* **Task list**
(a) Could you retype the part of the seed-variety thread that begins at the words "## kyredneck" and stops after "BE VERY IMPORTANT."?
(b) How might the seed-variety thread go on after its final sentence? Write the next part.

* **Reading passage**

What you are saying is seed companies only sell what will grow in the area they are in. That is not always true. My suggestion is to ask another gardener is your area what varieties they grow. Or buy several varietys your self, try them and pick the one that works for you.
i order my seed from back east and grow them fine. Seeds I have bought from a company closer didn't do as well. 
It's hard to tell where a seed company gets there seeds. Once you save your own then you might see them getting acclimated to your soil and climate if you know what to select for.


----------



## kyredneck

Start here: http://www.csrees.usda.gov/Extension/ ...and track down your nearest county extension office or University Ag Dept. and learn which VARIETIES OF VEGETABLES grow well in your locale. THIS COULD BE VERY IMPORTANT.

* **Raw data**
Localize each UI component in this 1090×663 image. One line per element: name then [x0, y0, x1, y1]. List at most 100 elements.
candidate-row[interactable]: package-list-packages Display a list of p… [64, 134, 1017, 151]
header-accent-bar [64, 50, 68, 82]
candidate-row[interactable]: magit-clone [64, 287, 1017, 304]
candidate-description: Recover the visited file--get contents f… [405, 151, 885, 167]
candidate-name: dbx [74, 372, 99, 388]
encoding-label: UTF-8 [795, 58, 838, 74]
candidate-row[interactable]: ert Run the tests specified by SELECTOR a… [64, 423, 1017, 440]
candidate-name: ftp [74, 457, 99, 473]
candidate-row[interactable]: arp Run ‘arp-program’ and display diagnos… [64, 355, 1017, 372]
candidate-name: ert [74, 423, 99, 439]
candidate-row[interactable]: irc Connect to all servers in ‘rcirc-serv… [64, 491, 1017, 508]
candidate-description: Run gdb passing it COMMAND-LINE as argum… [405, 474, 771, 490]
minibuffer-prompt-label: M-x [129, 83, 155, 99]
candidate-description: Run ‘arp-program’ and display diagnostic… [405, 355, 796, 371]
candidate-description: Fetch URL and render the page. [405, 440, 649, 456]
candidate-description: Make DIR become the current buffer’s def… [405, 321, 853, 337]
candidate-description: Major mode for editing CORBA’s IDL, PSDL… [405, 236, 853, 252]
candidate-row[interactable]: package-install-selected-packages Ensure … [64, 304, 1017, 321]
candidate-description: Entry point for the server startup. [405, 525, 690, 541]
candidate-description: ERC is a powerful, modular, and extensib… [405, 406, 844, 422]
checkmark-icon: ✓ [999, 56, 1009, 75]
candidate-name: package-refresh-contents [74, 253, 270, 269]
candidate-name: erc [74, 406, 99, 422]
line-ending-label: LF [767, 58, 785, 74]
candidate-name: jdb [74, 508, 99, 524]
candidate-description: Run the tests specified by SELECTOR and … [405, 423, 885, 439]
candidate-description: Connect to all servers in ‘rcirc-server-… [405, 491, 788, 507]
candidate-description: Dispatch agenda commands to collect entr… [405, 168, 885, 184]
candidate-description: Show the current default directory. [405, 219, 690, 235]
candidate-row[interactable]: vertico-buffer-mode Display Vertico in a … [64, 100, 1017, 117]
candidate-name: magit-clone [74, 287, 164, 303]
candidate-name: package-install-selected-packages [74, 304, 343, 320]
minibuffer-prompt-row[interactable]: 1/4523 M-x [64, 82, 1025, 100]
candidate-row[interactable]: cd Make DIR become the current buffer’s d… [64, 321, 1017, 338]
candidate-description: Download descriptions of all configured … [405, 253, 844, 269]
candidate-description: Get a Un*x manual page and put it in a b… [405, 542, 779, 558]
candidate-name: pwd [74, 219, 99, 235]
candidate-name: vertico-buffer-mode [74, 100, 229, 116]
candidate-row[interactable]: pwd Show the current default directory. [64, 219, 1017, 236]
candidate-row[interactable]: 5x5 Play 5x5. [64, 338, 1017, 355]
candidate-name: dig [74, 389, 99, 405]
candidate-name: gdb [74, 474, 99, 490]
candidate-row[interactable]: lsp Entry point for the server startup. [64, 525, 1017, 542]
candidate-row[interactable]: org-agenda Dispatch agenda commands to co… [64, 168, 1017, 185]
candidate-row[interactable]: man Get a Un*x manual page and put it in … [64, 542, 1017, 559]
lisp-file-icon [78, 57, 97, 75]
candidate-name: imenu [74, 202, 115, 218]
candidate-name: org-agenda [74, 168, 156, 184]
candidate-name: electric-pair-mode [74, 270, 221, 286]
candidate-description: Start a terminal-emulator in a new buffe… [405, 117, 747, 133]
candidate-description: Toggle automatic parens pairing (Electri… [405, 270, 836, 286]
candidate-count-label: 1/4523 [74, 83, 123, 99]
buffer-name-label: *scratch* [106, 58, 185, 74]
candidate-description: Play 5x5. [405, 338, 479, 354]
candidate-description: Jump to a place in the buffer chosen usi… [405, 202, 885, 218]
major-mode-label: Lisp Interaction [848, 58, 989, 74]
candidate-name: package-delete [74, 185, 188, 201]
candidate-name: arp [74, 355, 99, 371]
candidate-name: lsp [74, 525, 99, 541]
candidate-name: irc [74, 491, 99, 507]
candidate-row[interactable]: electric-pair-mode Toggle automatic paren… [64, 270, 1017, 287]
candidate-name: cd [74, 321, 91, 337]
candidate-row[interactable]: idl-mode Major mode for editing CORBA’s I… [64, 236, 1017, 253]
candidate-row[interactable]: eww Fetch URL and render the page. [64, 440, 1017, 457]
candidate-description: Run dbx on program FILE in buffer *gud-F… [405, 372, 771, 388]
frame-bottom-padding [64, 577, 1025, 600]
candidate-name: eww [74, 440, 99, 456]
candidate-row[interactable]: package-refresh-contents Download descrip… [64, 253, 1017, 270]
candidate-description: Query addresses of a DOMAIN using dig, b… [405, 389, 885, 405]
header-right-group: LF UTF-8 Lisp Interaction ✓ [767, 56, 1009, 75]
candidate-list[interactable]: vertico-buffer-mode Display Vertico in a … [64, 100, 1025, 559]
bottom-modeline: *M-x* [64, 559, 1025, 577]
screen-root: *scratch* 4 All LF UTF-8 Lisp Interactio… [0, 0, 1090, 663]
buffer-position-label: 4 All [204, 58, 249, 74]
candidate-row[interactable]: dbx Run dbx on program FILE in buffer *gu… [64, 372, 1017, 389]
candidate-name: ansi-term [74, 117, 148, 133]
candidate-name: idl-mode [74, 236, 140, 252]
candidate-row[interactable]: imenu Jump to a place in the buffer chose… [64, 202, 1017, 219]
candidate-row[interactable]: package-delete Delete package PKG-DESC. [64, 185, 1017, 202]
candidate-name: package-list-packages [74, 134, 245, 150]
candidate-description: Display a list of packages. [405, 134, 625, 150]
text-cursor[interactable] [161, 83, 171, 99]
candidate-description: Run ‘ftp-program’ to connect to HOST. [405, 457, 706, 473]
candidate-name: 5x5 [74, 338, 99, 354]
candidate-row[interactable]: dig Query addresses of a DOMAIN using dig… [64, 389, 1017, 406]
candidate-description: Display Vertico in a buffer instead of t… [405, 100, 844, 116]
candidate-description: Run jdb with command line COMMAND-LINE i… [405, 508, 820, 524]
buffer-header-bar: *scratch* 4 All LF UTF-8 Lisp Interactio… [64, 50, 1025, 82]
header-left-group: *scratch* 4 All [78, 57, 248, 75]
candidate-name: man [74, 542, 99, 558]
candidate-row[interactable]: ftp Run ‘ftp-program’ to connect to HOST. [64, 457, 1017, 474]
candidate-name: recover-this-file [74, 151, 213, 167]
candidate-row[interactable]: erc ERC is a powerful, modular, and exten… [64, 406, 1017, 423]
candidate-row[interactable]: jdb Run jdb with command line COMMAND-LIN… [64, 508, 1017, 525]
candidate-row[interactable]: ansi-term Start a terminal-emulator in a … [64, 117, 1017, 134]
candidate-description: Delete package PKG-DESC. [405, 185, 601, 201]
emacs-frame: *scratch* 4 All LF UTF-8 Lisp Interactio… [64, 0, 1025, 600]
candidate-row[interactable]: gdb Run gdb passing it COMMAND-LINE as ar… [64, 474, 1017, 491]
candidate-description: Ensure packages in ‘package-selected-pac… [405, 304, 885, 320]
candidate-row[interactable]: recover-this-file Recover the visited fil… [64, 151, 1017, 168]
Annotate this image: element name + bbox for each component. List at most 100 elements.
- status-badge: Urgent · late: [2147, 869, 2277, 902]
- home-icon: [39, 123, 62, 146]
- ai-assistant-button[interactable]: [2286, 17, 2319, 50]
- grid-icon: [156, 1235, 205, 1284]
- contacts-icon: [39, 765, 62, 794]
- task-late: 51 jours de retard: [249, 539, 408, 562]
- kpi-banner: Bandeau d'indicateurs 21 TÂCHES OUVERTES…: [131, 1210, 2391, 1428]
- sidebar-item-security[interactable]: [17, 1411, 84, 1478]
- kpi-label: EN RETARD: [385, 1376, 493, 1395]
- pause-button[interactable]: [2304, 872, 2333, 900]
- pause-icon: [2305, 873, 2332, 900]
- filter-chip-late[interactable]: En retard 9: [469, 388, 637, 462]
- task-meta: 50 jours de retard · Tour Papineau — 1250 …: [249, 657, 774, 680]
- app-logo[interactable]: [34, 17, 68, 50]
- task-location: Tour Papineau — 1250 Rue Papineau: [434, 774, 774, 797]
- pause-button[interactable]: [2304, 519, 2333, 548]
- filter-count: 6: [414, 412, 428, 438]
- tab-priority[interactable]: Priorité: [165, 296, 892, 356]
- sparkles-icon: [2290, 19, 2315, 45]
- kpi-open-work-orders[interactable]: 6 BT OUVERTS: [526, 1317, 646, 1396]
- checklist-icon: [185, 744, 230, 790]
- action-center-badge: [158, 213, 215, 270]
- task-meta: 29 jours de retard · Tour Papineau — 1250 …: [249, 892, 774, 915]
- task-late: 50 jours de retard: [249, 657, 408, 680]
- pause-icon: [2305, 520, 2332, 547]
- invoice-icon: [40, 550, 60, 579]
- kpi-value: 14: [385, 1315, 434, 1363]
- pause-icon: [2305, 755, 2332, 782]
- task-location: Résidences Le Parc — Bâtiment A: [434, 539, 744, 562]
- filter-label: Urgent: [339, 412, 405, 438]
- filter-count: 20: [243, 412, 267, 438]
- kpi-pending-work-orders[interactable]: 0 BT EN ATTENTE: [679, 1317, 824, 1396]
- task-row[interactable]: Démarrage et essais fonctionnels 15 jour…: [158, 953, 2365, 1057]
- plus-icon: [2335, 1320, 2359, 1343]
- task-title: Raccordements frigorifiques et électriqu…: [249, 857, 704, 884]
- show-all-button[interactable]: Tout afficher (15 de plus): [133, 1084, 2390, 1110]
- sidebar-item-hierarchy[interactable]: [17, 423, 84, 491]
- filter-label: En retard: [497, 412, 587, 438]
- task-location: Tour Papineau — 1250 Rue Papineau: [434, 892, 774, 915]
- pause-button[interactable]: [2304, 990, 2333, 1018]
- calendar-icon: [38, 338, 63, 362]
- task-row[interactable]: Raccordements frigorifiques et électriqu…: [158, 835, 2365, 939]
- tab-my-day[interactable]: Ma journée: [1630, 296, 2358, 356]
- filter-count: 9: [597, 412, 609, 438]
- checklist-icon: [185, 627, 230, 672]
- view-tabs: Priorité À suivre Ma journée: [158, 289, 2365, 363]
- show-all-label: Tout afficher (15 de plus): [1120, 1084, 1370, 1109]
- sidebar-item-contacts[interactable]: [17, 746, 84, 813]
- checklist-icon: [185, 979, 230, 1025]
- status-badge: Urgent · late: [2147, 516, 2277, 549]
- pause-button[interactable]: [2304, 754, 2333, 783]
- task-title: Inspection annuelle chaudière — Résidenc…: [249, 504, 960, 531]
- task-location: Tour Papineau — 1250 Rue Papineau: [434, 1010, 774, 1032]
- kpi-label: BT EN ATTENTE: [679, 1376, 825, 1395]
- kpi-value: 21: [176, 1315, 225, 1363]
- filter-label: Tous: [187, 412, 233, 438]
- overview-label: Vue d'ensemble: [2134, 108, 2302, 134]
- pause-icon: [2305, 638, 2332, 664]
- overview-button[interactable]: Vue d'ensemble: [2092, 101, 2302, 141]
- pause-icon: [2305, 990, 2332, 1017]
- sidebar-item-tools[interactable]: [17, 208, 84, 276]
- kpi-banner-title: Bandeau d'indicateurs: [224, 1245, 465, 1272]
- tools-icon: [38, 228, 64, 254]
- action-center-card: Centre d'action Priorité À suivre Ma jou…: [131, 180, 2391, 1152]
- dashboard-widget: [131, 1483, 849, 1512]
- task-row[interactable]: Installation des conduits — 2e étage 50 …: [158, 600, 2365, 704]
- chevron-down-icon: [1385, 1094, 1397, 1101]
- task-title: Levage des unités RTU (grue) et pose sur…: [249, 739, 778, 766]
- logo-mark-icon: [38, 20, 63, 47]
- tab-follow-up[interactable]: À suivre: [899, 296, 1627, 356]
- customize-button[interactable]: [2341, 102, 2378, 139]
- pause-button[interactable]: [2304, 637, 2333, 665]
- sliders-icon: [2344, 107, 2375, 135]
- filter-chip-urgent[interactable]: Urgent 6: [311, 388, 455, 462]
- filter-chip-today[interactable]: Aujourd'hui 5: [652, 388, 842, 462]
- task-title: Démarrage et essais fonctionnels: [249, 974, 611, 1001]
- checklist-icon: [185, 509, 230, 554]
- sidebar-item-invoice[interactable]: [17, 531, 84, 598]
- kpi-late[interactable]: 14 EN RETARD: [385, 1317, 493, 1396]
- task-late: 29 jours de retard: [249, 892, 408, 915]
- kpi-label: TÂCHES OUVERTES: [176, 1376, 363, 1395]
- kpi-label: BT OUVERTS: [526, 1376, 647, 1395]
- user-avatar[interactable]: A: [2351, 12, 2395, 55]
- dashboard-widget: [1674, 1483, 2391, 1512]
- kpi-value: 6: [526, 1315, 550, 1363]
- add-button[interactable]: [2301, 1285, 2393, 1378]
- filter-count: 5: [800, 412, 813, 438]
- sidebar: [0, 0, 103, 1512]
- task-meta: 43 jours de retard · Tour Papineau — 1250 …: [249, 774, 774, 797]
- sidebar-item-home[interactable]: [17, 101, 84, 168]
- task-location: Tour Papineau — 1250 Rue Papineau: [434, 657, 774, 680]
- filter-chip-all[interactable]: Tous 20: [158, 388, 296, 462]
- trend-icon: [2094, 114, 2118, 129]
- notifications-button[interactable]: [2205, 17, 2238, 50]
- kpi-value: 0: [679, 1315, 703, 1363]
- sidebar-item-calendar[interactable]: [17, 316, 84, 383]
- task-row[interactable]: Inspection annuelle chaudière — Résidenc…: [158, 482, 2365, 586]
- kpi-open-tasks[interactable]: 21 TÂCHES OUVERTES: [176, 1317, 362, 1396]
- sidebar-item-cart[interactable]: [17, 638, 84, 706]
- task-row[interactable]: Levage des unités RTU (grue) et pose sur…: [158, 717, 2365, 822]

* **Responses to the exercise**
(a)
## kyredneck

Start here: http://www.csrees.usda.gov/Extension/ ...and track down your nearest county extension office or University Ag Dept. and learn which VARIETIES OF VEGETABLES grow well in your locale. THIS COULD BE VERY IMPORTANT.

(b)
For example if you lived in KY a good place to start learning would be here: http://www.uky.edu/Ag/Horticulture/ ....which will then lead you to a document such as:

Vegetable Cultivars for Kentucky Gardens

SHTF hasn't occurred yet. Take advantage of 'the establishment' while it's still around.


----------



## kappydell

your local county extension office is often an excellent source of info on food preservation as well. Mine tests the pressure gauges on canners for free; and runs a community garden where you can supplement your garden with extra space.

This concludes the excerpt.